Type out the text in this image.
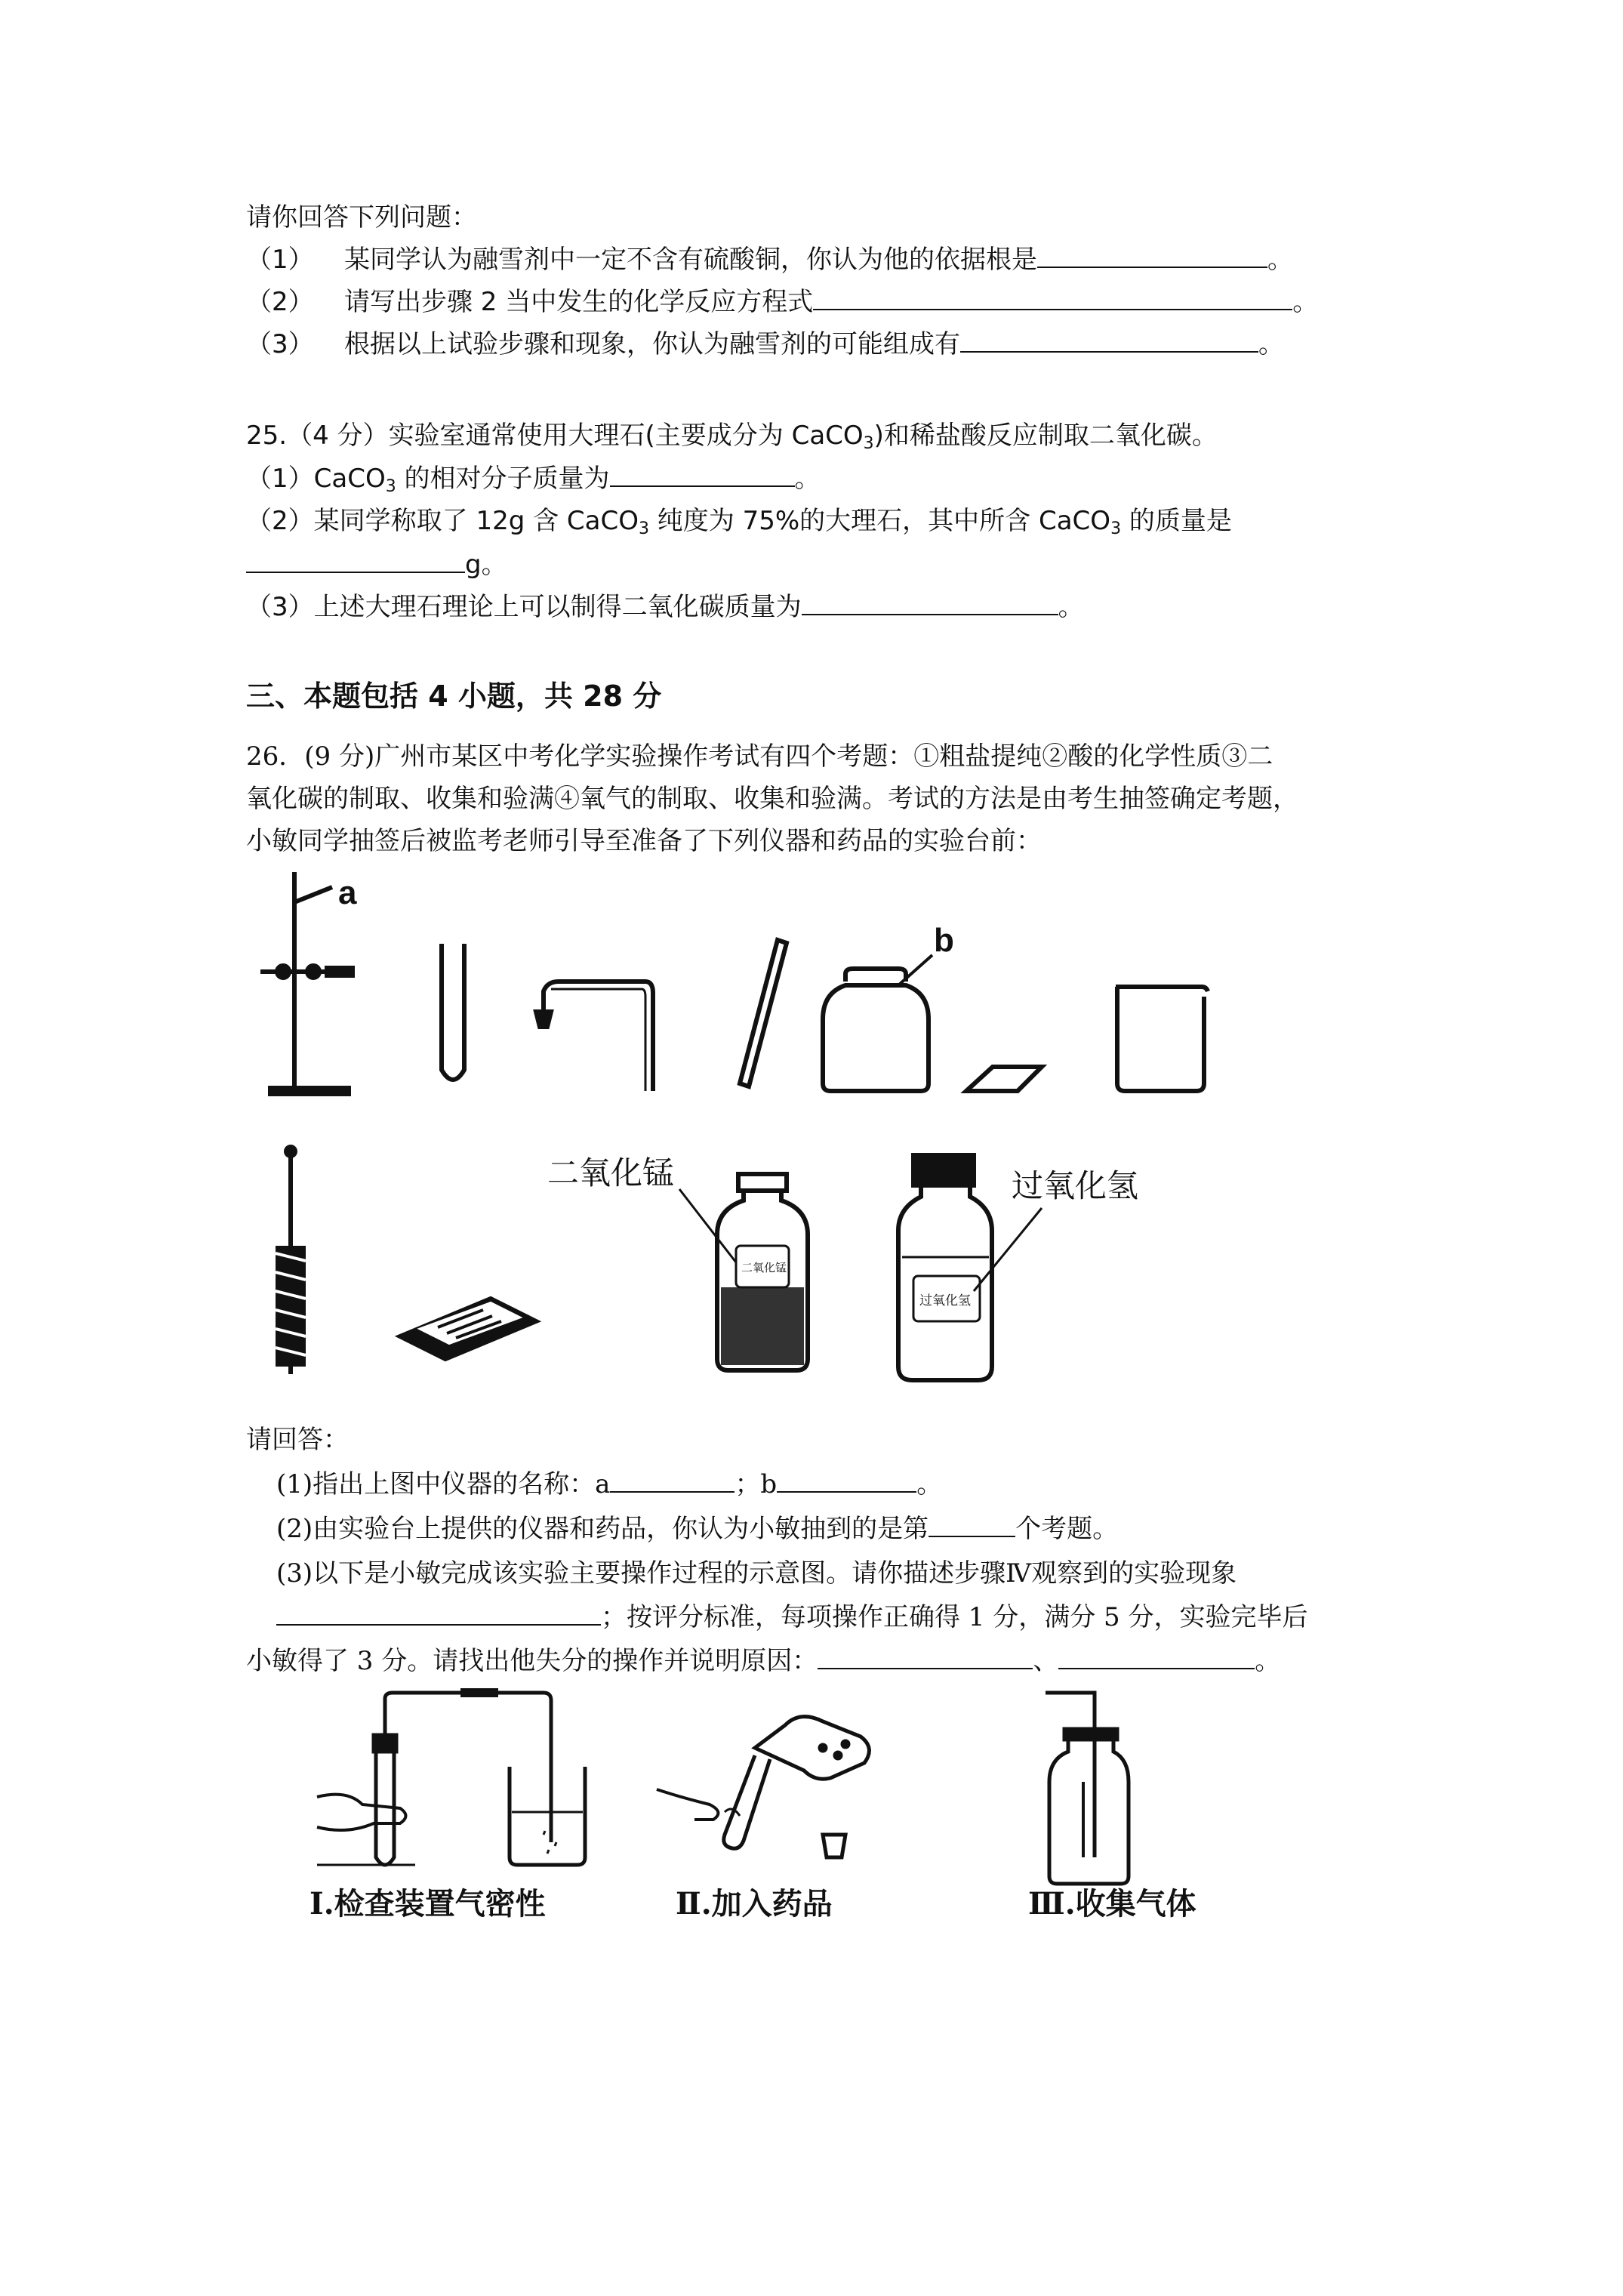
请你回答下列问题：
（1） 某同学认为融雪剂中一定不含有硫酸铜，你认为他的依据根是	。
（2） 请写出步骤 2 当中发生的化学反应方程式	。
（3） 根据以上试验步骤和现象，你认为融雪剂的可能组成有	。
25.（4 分）实验室通常使用大理石(主要成分为 CaCO$_3$)和稀盐酸反应制取二氧化碳。
（1）CaCO$_3$ 的相对分子质量为	。
（2）某同学称取了 12g 含 CaCO$_3$ 纯度为 75%的大理石，其中所含 CaCO$_3$ 的质量是
g。
（3）上述大理石理论上可以制得二氧化碳质量为	。
三、本题包括 4 小题，共 28 分
26．(9 分)广州市某区中考化学实验操作考试有四个考题：①粗盐提纯②酸的化学性质③二
氧化碳的制取、收集和验满④氧气的制取、收集和验满。考试的方法是由考生抽签确定考题，
小敏同学抽签后被监考老师引导至准备了下列仪器和药品的实验台前：
a
b
二氧化锰
二氧化锰
过氧化氢
过氧化氢
请回答：
(1)指出上图中仪器的名称：a	；b	。
(2)由实验台上提供的仪器和药品，你认为小敏抽到的是第	个考题。
(3)以下是小敏完成该实验主要操作过程的示意图。请你描述步骤Ⅳ观察到的实验现象
；按评分标准，每项操作正确得 1 分，满分 5 分，实验完毕后
小敏得了 3 分。请找出他失分的操作并说明原因：	、	。
Ⅰ.检查装置气密性	Ⅱ.加入药品	Ⅲ.收集气体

(Aim of the task) Determine how many lines of the records above contain the word "CaCO", and report only that number.

(Output of the task) 3